### Selected excerpt ###

What is controversial is precisely the intentionality of ritual acts. This was also brought up by Caroline Humphrey and James Laidlaw (1994 ), whose starting point is the actor’s ritual “commitment, a particular stance with respect to his or her actions” (1994 : 88). Asking what differentiates acting in a ritualized way from acting in a non-ritualized way, they speak of rituals as always being nonintentional but not necessarily unintentional. They can be performed with a variety of motives, but whatever they are, these wishes or motives do not change the ritual acts and, more importantly, they are not at all necessary for recognizing ritual acts as such. Whereas in the case of normal actions the intention is necessary to distinguish them from other actions or to perceive them as such, ritualized actions are not characterized by the intentions accompanying them.

### Entries supplied ###

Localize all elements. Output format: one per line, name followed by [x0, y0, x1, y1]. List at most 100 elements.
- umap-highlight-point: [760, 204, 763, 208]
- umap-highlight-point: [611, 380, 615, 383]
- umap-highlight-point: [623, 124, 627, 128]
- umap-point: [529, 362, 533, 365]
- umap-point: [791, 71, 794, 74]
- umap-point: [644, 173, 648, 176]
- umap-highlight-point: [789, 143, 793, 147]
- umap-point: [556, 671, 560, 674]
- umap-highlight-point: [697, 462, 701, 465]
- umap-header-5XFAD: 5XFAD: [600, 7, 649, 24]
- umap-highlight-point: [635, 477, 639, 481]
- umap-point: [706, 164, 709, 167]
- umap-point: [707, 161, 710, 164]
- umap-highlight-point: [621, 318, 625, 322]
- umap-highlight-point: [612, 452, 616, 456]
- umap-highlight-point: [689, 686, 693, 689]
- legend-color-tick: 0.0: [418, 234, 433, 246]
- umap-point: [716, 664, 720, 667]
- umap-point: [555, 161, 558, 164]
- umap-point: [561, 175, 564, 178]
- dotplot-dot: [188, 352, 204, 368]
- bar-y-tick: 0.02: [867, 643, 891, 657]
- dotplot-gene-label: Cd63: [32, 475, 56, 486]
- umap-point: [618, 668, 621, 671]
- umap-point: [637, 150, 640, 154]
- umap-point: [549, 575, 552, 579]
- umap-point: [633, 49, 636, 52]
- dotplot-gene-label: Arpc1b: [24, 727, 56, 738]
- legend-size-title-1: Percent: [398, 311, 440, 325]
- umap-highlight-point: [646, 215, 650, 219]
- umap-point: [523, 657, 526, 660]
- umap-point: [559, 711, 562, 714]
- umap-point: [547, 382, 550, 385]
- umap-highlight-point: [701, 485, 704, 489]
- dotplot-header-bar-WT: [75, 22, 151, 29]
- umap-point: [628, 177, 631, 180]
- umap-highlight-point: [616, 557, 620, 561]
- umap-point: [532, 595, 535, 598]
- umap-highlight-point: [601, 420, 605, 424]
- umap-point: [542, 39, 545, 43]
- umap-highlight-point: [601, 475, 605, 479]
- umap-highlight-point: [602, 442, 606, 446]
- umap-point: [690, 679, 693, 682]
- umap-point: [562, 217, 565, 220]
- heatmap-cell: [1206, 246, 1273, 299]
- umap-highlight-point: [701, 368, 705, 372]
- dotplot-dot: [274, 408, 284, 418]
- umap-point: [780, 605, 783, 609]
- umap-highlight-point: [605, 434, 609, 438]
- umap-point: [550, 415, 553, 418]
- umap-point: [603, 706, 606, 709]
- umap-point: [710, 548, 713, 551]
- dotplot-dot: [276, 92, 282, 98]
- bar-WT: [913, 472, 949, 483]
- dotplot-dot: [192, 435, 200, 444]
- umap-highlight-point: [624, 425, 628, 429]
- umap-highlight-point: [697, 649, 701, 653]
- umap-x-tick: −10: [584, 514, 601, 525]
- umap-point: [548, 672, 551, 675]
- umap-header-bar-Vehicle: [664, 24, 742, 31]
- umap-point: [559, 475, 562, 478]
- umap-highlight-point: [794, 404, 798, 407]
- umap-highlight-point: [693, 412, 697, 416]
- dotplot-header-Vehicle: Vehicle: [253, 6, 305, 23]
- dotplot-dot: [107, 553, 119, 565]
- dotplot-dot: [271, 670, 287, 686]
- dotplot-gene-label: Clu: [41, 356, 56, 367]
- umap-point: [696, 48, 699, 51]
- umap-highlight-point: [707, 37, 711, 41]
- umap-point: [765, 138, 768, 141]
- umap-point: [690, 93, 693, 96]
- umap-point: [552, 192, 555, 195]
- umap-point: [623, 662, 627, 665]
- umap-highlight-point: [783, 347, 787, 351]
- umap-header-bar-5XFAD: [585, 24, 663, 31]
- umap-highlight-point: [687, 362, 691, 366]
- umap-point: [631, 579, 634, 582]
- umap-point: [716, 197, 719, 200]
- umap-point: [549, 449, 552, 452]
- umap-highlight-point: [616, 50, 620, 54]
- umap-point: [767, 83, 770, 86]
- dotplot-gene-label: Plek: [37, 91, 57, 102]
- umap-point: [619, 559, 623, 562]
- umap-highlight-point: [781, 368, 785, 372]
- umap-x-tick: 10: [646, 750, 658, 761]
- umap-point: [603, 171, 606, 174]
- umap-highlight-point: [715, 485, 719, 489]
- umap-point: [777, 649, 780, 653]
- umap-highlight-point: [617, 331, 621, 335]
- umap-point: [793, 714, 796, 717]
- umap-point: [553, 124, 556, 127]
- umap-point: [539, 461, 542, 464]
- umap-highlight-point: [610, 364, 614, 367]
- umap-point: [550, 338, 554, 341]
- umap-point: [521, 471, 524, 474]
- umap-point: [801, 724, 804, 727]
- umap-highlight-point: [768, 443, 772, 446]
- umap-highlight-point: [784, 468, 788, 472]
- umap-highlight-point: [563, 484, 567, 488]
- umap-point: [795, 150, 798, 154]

###

Required actions —
1/ Based on the passage about the intentionality of ritual acts, decide whether each statement agrees with it. Answer yes or no, and quote the passage's deciding words.
(a) Humphrey and Laidlaw describe rituals as always nonintentional.
(b) The motives behind a ritual change the ritual acts.
(c) For normal actions, intention is needed to distinguish them from other actions.
2/ Quote the passage on the intentionality of ritual acts from "What is controversial" to "intentions accompanying them.", inclusive.
3/ Extend the passage on the intentionality of ritual acts beyond its final sentence.
You won't need the items for any of this.

Results for the exercise —
1/
(a) Yes: "they speak of rituals as always being nonintentional but not necessarily unintentional"
(b) No: "these wishes or motives do not change the ritual acts"
(c) Yes: "in the case of normal actions the intention is necessary to distinguish them from other actions"

2/
What is controversial is precisely the intentionality of ritual acts. This was also brought up by Caroline Humphrey and James Laidlaw (1994 ), whose starting point is the actor’s ritual “commitment, a particular stance with respect to his or her actions” (1994 : 88). Asking what differentiates acting in a ritualized way from acting in a non-ritualized way, they speak of rituals as always being nonintentional but not necessarily unintentional. They can be performed with a variety of motives, but whatever they are, these wishes or motives do not change the ritual acts and, more importantly, they are not at all necessary for recognizing ritual acts as such. Whereas in the case of normal actions the intention is necessary to distinguish them from other actions or to perceive them as such, ritualized actions are not characterized by the intentions accompanying them.

3/
Alexis Sanderson (1995 ) has given a detailed example of an indigenous theory of meaninglessness. In Kashmiri Śaivism, rituals are performed in explicit opposition to the Vedic prescriptions of the meaning of these rituals. To be true, certain Śaiva texts mention aims of specific rituals: liberation (mokṣa ) from the bondage of transmigration (saṃsāra ) or desire for supernatural powers and effects (siddhi ) to enjoy rewards (bhoga ) in this world or after death. For the seekers (sādhaka ) of liberation, however, a problem of purpose and meaning arises: if rituals were performed in order to reach a liberated state, why then should these rituals continue to be performed after reaching liberation? If all the impurity (mala ) of the soul has been destroyed, rituals having the “meaning” of destroying impurity seem to be obsolete. The answer given to this problem by the so-called left-hand Tantrism is consistent: rituals must continue to be performed because the bondage of māyā (illusion) remains, but one should no longer attach any meaning to them. Thus, perfect knowledge, which does not have any object any more, itself becomes ritualized, losing all meaning. Such examples make clear that the meaning of rituals is more often hidden (unconscious) or esoteric than self-evident, even for insiders. Rituals must be performed consciously, and, at the same time, the consciousness should not affect the rituals too much.